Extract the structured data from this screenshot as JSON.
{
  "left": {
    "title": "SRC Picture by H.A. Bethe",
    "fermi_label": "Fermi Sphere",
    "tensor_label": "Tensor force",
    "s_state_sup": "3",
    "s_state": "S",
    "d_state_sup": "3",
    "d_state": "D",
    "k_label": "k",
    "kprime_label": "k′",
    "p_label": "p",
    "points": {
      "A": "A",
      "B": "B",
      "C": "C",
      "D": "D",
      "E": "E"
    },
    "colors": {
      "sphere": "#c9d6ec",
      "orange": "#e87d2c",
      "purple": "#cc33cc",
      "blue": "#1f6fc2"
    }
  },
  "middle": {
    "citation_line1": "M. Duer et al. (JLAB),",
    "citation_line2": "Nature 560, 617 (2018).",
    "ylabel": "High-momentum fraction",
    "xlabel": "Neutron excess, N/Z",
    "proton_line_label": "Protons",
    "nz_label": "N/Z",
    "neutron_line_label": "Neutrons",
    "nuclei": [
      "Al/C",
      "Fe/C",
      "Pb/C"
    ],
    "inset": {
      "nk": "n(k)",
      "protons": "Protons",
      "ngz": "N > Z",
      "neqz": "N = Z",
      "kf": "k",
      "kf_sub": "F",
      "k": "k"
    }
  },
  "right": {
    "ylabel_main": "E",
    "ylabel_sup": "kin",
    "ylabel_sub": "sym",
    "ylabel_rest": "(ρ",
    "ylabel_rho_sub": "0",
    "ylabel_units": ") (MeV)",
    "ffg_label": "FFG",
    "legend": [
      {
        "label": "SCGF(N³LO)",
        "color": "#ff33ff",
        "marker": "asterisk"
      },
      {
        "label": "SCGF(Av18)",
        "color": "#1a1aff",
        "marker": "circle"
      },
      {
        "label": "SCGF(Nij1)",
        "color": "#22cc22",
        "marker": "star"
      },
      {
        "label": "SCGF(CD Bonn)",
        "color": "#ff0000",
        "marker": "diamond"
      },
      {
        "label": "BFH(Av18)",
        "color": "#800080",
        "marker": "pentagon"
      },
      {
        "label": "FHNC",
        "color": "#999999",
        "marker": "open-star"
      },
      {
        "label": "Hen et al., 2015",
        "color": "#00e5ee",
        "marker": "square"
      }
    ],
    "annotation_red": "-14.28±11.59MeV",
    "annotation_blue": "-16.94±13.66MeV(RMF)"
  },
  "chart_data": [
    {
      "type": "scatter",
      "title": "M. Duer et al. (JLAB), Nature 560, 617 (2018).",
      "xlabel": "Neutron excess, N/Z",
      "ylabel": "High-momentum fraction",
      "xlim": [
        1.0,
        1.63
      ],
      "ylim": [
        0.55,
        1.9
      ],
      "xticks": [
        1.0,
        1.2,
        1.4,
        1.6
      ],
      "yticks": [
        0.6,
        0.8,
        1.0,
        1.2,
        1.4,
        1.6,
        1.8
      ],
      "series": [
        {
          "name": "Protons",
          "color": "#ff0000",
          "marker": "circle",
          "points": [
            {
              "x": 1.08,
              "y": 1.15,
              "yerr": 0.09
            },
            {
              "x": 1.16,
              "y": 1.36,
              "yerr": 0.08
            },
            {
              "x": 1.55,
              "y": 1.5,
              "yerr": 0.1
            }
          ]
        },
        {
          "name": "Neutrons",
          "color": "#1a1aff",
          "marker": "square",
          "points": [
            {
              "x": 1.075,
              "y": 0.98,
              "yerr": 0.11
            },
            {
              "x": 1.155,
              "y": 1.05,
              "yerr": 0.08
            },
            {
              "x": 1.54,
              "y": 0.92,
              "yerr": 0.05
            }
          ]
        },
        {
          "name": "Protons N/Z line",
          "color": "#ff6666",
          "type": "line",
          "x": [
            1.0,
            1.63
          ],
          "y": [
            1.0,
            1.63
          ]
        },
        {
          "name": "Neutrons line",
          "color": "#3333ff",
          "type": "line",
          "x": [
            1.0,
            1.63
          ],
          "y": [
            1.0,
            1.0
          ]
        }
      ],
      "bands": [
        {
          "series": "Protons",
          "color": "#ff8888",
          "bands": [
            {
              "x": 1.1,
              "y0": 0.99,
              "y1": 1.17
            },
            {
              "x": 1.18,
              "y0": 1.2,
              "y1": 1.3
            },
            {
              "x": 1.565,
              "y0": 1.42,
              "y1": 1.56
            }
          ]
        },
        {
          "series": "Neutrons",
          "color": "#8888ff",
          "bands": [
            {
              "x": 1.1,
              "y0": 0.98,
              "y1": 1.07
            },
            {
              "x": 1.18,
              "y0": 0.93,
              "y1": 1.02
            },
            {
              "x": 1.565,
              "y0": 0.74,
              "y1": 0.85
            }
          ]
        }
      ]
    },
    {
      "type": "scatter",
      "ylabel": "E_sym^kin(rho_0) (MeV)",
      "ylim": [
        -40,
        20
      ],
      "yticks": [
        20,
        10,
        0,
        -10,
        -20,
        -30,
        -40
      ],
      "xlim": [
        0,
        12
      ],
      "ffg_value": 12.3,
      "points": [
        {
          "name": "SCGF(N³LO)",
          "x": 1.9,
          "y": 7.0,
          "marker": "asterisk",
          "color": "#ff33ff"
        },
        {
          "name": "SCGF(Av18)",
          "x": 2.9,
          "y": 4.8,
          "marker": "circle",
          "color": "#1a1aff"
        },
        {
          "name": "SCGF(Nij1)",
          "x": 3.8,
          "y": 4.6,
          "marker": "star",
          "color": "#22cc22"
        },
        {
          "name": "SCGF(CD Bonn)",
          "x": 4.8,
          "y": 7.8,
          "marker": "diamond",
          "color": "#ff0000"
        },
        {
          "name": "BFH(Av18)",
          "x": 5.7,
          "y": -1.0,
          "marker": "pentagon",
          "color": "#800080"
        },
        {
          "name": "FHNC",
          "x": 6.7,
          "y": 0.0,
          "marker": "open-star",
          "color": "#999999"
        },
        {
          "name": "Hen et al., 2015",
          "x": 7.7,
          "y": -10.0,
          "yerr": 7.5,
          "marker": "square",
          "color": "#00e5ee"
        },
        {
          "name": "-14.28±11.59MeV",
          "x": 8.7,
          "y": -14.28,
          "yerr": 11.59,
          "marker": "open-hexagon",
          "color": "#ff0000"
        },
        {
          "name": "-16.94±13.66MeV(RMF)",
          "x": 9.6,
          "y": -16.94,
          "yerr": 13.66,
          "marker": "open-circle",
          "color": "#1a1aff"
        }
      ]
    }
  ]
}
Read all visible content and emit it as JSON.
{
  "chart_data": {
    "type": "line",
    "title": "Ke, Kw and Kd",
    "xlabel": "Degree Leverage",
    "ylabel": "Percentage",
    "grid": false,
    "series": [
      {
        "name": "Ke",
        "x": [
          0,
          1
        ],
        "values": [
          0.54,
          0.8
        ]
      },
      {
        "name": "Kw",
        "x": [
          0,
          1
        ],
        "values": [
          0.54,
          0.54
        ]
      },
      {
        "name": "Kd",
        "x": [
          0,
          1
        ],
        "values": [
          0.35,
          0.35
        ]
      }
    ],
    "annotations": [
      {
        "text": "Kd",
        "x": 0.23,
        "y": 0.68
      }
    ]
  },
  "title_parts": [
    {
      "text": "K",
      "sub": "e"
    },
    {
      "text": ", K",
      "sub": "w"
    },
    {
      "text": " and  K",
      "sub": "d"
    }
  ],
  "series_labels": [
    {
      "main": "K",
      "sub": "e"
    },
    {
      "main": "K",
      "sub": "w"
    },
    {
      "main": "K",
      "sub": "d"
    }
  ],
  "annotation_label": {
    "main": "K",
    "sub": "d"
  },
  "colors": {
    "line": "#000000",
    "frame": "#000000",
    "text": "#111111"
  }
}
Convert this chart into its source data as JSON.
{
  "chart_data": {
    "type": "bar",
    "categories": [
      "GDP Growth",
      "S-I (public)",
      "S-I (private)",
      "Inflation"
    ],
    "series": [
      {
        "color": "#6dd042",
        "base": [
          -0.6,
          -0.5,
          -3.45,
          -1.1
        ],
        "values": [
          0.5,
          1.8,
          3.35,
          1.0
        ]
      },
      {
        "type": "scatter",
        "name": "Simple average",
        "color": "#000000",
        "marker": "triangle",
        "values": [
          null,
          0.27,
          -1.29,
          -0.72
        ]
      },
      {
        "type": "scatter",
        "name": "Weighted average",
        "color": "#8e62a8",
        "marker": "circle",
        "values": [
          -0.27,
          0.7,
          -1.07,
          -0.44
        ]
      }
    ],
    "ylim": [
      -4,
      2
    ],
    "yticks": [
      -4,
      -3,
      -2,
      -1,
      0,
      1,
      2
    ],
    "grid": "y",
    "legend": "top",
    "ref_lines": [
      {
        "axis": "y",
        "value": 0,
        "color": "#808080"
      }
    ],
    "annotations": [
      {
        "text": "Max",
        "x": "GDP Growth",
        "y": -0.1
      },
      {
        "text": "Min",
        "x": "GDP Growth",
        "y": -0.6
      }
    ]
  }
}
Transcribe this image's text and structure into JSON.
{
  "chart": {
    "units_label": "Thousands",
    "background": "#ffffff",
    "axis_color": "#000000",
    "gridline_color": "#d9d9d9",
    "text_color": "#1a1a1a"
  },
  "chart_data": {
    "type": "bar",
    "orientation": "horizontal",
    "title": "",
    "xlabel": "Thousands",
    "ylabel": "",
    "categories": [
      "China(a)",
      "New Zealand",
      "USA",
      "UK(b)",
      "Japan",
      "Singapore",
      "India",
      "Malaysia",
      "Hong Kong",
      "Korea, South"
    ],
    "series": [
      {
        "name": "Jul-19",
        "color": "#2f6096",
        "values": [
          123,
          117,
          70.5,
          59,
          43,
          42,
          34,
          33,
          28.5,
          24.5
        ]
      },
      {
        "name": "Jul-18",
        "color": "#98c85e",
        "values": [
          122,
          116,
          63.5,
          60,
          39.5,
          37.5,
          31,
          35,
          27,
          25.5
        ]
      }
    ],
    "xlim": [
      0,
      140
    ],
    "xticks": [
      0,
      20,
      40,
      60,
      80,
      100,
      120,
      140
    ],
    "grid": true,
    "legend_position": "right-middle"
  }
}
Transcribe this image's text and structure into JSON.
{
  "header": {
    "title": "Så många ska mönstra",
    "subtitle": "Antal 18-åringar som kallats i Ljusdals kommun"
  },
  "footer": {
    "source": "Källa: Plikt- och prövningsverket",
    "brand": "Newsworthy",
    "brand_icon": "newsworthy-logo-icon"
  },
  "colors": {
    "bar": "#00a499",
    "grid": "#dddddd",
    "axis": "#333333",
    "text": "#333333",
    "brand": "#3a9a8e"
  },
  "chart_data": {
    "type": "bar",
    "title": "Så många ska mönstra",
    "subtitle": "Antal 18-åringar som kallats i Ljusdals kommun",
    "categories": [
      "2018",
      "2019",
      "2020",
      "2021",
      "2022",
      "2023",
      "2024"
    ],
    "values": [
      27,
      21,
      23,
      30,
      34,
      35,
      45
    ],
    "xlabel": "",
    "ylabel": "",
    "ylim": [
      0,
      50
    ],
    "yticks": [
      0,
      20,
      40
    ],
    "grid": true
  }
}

Task directions:
Copy each line of the data above that holds "JSON".

Output:
Extract the structured data from this screenshot as JSON.
Read all visible content and emit it as JSON.
Convert this chart into its source data as JSON.
Transcribe this image's text and structure into JSON.
Transcribe this image's text and structure into JSON.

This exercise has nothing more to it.